Written exercise:
Where does the string "крестьянинъ" appear in the records? Copy every line that contains it.

- - - - -

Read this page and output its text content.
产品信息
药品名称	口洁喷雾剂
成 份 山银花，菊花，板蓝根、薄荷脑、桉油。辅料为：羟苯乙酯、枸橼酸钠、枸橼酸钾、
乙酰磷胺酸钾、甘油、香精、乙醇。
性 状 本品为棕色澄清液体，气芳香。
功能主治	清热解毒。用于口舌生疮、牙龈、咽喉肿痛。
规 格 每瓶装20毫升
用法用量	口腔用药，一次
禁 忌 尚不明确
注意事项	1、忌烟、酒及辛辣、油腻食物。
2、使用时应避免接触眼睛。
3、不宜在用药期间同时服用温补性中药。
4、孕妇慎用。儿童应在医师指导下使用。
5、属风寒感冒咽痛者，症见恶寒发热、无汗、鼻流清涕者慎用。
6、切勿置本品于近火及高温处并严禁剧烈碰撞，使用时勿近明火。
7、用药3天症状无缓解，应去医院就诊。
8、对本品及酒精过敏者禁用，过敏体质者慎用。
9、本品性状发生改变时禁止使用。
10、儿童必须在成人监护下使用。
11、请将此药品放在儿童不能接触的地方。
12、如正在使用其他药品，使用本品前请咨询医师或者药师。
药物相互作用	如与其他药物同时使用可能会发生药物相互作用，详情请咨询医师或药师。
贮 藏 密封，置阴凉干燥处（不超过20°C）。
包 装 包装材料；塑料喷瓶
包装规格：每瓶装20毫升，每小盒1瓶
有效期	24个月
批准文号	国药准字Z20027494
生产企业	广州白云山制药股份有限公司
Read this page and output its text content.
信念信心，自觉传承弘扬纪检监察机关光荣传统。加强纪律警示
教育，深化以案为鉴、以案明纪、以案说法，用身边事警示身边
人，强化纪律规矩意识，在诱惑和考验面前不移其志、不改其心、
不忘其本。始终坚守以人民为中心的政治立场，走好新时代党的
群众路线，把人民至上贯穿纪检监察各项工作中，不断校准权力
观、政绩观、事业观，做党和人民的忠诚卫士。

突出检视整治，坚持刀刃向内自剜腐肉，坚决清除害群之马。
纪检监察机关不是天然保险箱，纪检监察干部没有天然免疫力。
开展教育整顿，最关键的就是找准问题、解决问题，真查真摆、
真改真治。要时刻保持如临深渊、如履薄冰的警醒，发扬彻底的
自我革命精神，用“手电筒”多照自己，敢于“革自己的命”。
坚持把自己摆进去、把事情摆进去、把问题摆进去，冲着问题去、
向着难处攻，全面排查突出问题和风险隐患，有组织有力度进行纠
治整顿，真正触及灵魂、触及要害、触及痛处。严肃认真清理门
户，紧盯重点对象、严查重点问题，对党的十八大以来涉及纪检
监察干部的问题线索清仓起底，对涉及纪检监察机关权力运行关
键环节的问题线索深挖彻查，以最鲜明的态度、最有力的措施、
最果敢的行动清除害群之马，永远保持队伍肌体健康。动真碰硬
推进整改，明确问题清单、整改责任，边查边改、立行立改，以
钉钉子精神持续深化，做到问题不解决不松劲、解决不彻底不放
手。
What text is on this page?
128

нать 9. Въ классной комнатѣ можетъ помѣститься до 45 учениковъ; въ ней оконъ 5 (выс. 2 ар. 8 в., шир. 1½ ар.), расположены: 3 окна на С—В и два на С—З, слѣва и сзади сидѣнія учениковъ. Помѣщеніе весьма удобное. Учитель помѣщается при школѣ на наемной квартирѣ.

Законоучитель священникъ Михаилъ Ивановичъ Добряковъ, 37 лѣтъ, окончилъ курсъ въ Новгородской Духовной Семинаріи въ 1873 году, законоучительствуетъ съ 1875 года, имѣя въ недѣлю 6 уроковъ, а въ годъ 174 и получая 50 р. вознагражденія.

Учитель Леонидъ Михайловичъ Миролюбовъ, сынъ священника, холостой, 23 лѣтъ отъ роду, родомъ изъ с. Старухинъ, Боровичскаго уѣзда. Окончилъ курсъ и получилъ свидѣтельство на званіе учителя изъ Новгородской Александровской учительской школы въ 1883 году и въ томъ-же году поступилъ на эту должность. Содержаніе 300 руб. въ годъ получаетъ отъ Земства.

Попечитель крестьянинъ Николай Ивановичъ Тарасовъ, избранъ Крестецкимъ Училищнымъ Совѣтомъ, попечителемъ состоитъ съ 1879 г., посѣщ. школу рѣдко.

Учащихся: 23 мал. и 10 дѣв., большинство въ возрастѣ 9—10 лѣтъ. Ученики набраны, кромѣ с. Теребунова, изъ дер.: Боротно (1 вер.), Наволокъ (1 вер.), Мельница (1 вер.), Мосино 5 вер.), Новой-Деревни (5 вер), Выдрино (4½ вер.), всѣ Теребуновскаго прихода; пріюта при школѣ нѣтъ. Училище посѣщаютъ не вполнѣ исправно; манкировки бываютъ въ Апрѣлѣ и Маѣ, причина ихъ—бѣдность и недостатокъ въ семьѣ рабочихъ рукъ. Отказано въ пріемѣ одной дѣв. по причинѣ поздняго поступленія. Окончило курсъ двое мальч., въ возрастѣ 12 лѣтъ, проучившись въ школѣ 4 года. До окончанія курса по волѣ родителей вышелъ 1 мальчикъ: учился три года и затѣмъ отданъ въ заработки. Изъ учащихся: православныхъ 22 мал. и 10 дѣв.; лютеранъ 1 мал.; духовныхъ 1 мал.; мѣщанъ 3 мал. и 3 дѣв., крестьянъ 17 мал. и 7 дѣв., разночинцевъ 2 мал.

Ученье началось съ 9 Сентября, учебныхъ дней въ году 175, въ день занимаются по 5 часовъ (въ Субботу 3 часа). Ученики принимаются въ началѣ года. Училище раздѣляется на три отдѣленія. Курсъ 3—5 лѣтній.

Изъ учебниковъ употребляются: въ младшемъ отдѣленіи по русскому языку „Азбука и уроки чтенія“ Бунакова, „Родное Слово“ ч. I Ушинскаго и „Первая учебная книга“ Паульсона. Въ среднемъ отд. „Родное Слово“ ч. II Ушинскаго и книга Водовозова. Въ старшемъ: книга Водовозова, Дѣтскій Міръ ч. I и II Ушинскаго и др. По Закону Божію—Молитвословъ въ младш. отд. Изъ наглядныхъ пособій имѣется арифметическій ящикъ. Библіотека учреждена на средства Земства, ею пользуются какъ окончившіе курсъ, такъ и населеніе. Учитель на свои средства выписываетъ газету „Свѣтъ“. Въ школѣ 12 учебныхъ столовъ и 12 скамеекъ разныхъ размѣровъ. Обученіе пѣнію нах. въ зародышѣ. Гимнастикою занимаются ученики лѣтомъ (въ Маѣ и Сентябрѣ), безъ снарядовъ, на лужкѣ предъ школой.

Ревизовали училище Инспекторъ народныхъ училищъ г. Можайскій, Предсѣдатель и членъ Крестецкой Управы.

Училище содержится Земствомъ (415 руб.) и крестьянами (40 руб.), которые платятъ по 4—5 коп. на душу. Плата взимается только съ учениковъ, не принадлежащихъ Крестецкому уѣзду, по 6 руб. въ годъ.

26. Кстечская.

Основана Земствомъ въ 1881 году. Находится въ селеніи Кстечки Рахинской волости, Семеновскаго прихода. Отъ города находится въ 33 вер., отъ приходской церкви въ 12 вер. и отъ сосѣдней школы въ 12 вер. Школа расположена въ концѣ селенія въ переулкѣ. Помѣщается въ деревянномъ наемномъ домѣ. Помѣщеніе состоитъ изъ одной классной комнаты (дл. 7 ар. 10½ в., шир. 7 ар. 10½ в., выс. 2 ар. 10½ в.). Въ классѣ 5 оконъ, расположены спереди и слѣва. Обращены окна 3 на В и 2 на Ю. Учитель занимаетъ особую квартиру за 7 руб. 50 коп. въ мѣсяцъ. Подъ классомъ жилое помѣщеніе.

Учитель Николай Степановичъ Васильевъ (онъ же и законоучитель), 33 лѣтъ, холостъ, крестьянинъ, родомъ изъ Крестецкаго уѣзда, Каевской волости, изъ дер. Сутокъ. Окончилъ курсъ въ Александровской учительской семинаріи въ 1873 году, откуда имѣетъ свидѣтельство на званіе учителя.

- - - - -

Solution to the exercise:
Попечитель крестьянинъ Николай Ивановичъ Тарасовъ, избранъ Крестецкимъ Училищнымъ Совѣтомъ, попечителемъ состоитъ съ 1879 г., посѣщ. школу рѣдко.
Учитель Николай Степановичъ Васильевъ (онъ же и законоучитель), 33 лѣтъ, холостъ, крестьянинъ, родомъ изъ Крестецкаго уѣзда, Каевской волости, изъ дер. Сутокъ. Окончилъ курсъ въ Александровской учительской семинаріи въ 1873 году, откуда имѣетъ свидѣтельство на званіе учителя.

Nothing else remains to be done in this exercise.